— start Stored rows —
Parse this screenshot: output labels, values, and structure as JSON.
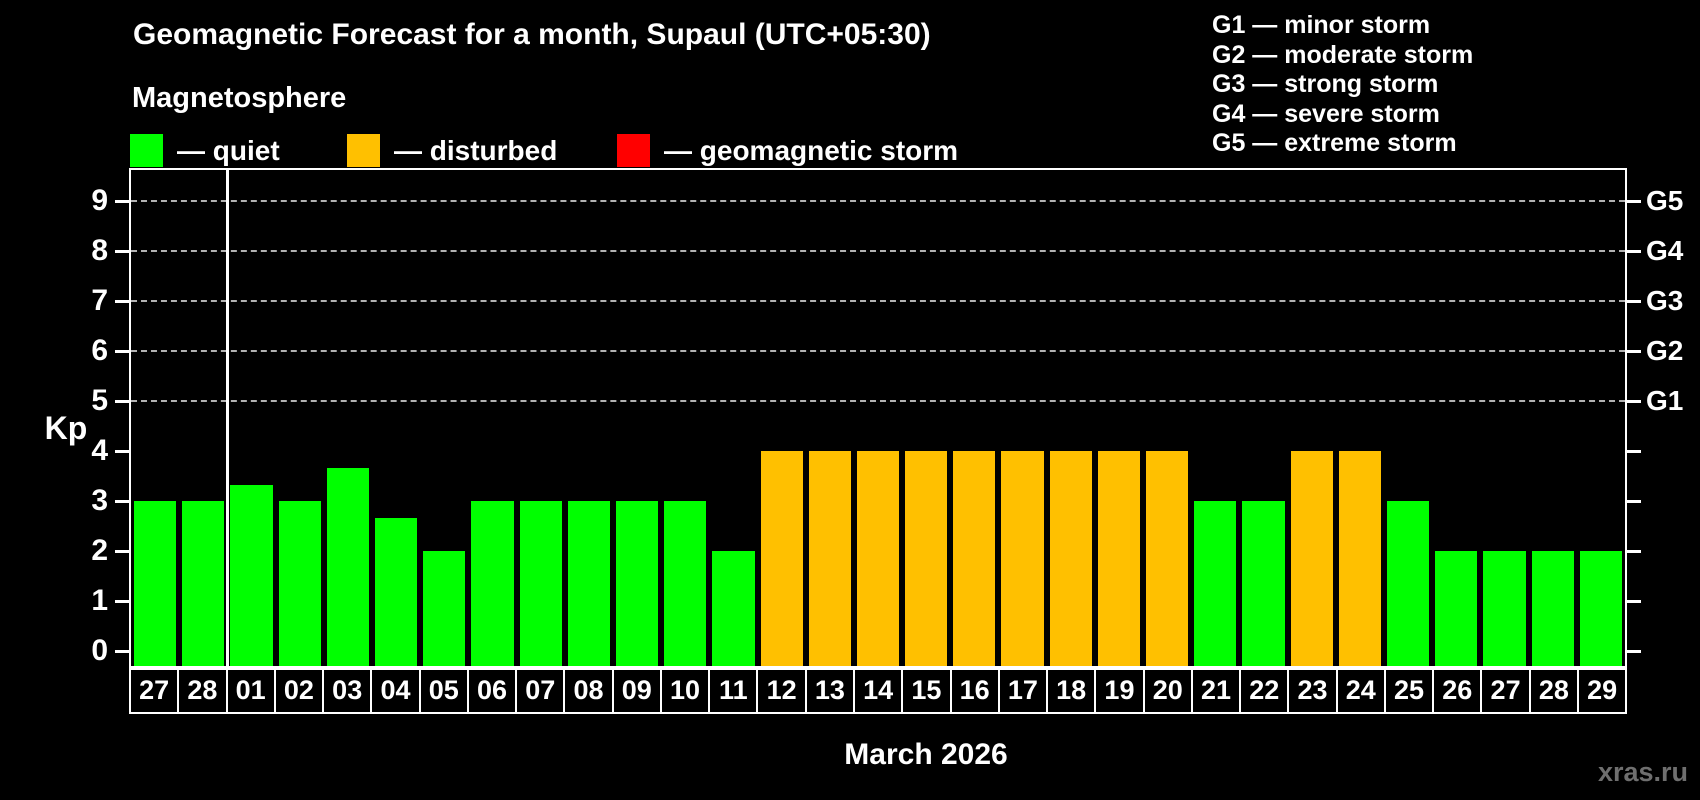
{
  "title": "Geomagnetic Forecast for a month, Supaul (UTC+05:30)",
  "subtitle": "Magnetosphere",
  "legend": {
    "items": [
      {
        "name": "quiet",
        "label": "— quiet",
        "color": "#00ff00"
      },
      {
        "name": "disturbed",
        "label": "— disturbed",
        "color": "#ffc000"
      },
      {
        "name": "storm",
        "label": "— geomagnetic storm",
        "color": "#ff0000"
      }
    ]
  },
  "g_legend": [
    "G1 — minor storm",
    "G2 — moderate storm",
    "G3 — strong storm",
    "G4 — severe storm",
    "G5 — extreme storm"
  ],
  "watermark": "xras.ru",
  "chart_data": {
    "type": "bar",
    "title": "Geomagnetic Forecast for a month, Supaul (UTC+05:30)",
    "ylabel": "Kp",
    "xlabel": "March 2026",
    "ylim": [
      0,
      9
    ],
    "yticks": [
      "0",
      "1",
      "2",
      "3",
      "4",
      "5",
      "6",
      "7",
      "8",
      "9"
    ],
    "grid": "dashed horizontal lines at Kp 5,6,7,8,9",
    "legend_position": "top-left",
    "right_axis": [
      {
        "kp": 5,
        "label": "G1"
      },
      {
        "kp": 6,
        "label": "G2"
      },
      {
        "kp": 7,
        "label": "G3"
      },
      {
        "kp": 8,
        "label": "G4"
      },
      {
        "kp": 9,
        "label": "G5"
      }
    ],
    "separator_after": 2,
    "categories": [
      "27",
      "28",
      "01",
      "02",
      "03",
      "04",
      "05",
      "06",
      "07",
      "08",
      "09",
      "10",
      "11",
      "12",
      "13",
      "14",
      "15",
      "16",
      "17",
      "18",
      "19",
      "20",
      "21",
      "22",
      "23",
      "24",
      "25",
      "26",
      "27",
      "28",
      "29"
    ],
    "values": [
      3,
      3,
      3.33,
      3,
      3.67,
      2.67,
      2,
      3,
      3,
      3,
      3,
      3,
      2,
      4,
      4,
      4,
      4,
      4,
      4,
      4,
      4,
      4,
      3,
      3,
      4,
      4,
      3,
      2,
      2,
      2,
      2
    ],
    "statuses": [
      "quiet",
      "quiet",
      "quiet",
      "quiet",
      "quiet",
      "quiet",
      "quiet",
      "quiet",
      "quiet",
      "quiet",
      "quiet",
      "quiet",
      "quiet",
      "disturbed",
      "disturbed",
      "disturbed",
      "disturbed",
      "disturbed",
      "disturbed",
      "disturbed",
      "disturbed",
      "disturbed",
      "quiet",
      "quiet",
      "disturbed",
      "disturbed",
      "quiet",
      "quiet",
      "quiet",
      "quiet",
      "quiet"
    ],
    "status_colors": {
      "quiet": "#00ff00",
      "disturbed": "#ffc000",
      "storm": "#ff0000"
    }
  }
}
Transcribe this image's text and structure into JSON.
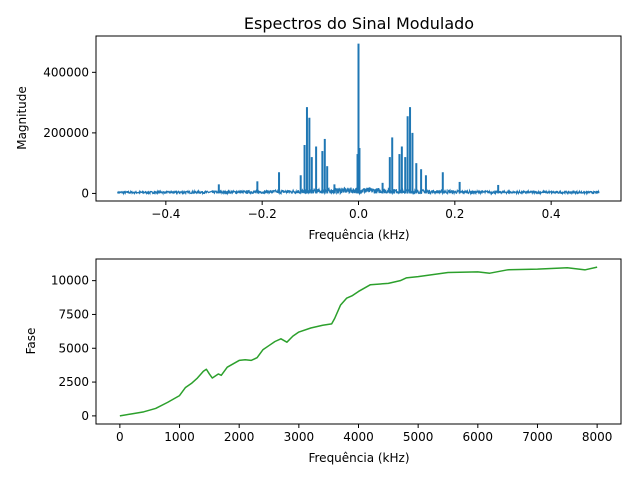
{
  "figure": {
    "title": "Espectros do Sinal Modulado"
  },
  "chart_data": [
    {
      "type": "line",
      "title": "Espectros do Sinal Modulado",
      "xlabel": "Frequência (kHz)",
      "ylabel": "Magnitude",
      "xlim": [
        -0.545,
        0.545
      ],
      "ylim": [
        -25000,
        520000
      ],
      "xticks": [
        -0.4,
        -0.2,
        0.0,
        0.2,
        0.4
      ],
      "xtick_labels": [
        "−0.4",
        "−0.2",
        "0.0",
        "0.2",
        "0.4"
      ],
      "yticks": [
        0,
        200000,
        400000
      ],
      "ytick_labels": [
        "0",
        "200000",
        "400000"
      ],
      "grid": false,
      "series": [
        {
          "color": "#1f77b4",
          "noise_floor": 6000,
          "x_range": [
            -0.5,
            0.5
          ],
          "peaks": [
            {
              "x": 0.0,
              "y": 495000
            },
            {
              "x": 0.002,
              "y": 150000
            },
            {
              "x": -0.002,
              "y": 130000
            },
            {
              "x": -0.107,
              "y": 285000
            },
            {
              "x": -0.102,
              "y": 250000
            },
            {
              "x": -0.112,
              "y": 160000
            },
            {
              "x": -0.097,
              "y": 120000
            },
            {
              "x": -0.088,
              "y": 155000
            },
            {
              "x": -0.075,
              "y": 140000
            },
            {
              "x": -0.07,
              "y": 180000
            },
            {
              "x": -0.065,
              "y": 90000
            },
            {
              "x": -0.12,
              "y": 60000
            },
            {
              "x": -0.165,
              "y": 70000
            },
            {
              "x": 0.107,
              "y": 285000
            },
            {
              "x": 0.102,
              "y": 255000
            },
            {
              "x": 0.112,
              "y": 200000
            },
            {
              "x": 0.097,
              "y": 120000
            },
            {
              "x": 0.09,
              "y": 155000
            },
            {
              "x": 0.085,
              "y": 130000
            },
            {
              "x": 0.07,
              "y": 185000
            },
            {
              "x": 0.065,
              "y": 120000
            },
            {
              "x": 0.12,
              "y": 100000
            },
            {
              "x": 0.13,
              "y": 80000
            },
            {
              "x": 0.14,
              "y": 60000
            },
            {
              "x": 0.175,
              "y": 70000
            },
            {
              "x": -0.05,
              "y": 30000
            },
            {
              "x": 0.05,
              "y": 35000
            },
            {
              "x": -0.21,
              "y": 40000
            },
            {
              "x": 0.21,
              "y": 38000
            },
            {
              "x": -0.29,
              "y": 30000
            },
            {
              "x": 0.29,
              "y": 28000
            }
          ]
        }
      ]
    },
    {
      "type": "line",
      "title": "",
      "xlabel": "Frequência (kHz)",
      "ylabel": "Fase",
      "xlim": [
        -400,
        8400
      ],
      "ylim": [
        -600,
        11600
      ],
      "xticks": [
        0,
        1000,
        2000,
        3000,
        4000,
        5000,
        6000,
        7000,
        8000
      ],
      "xtick_labels": [
        "0",
        "1000",
        "2000",
        "3000",
        "4000",
        "5000",
        "6000",
        "7000",
        "8000"
      ],
      "yticks": [
        0,
        2500,
        5000,
        7500,
        10000
      ],
      "ytick_labels": [
        "0",
        "2500",
        "5000",
        "7500",
        "10000"
      ],
      "grid": false,
      "series": [
        {
          "color": "#2ca02c",
          "points": [
            [
              0,
              0
            ],
            [
              200,
              150
            ],
            [
              400,
              300
            ],
            [
              600,
              550
            ],
            [
              800,
              1000
            ],
            [
              1000,
              1500
            ],
            [
              1100,
              2100
            ],
            [
              1200,
              2400
            ],
            [
              1300,
              2800
            ],
            [
              1400,
              3300
            ],
            [
              1450,
              3450
            ],
            [
              1500,
              3100
            ],
            [
              1550,
              2800
            ],
            [
              1650,
              3100
            ],
            [
              1700,
              3000
            ],
            [
              1800,
              3600
            ],
            [
              1900,
              3850
            ],
            [
              2000,
              4100
            ],
            [
              2100,
              4150
            ],
            [
              2200,
              4100
            ],
            [
              2300,
              4300
            ],
            [
              2400,
              4900
            ],
            [
              2500,
              5200
            ],
            [
              2600,
              5500
            ],
            [
              2700,
              5700
            ],
            [
              2800,
              5450
            ],
            [
              2900,
              5900
            ],
            [
              3000,
              6200
            ],
            [
              3200,
              6500
            ],
            [
              3400,
              6700
            ],
            [
              3550,
              6800
            ],
            [
              3600,
              7200
            ],
            [
              3700,
              8200
            ],
            [
              3800,
              8700
            ],
            [
              3900,
              8900
            ],
            [
              4000,
              9200
            ],
            [
              4200,
              9700
            ],
            [
              4500,
              9800
            ],
            [
              4700,
              10000
            ],
            [
              4800,
              10200
            ],
            [
              5000,
              10300
            ],
            [
              5500,
              10600
            ],
            [
              6000,
              10650
            ],
            [
              6200,
              10550
            ],
            [
              6500,
              10800
            ],
            [
              7000,
              10850
            ],
            [
              7500,
              10950
            ],
            [
              7800,
              10800
            ],
            [
              8000,
              11000
            ]
          ]
        }
      ]
    }
  ]
}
— end Stored rows —
**Given request**
Report all lines of the material that contain the word "Supaul".

**Task solution**
  "title": "Geomagnetic Forecast for a month, Supaul (UTC+05:30)",
    "title": "Geomagnetic Forecast for a month, Supaul (UTC+05:30)",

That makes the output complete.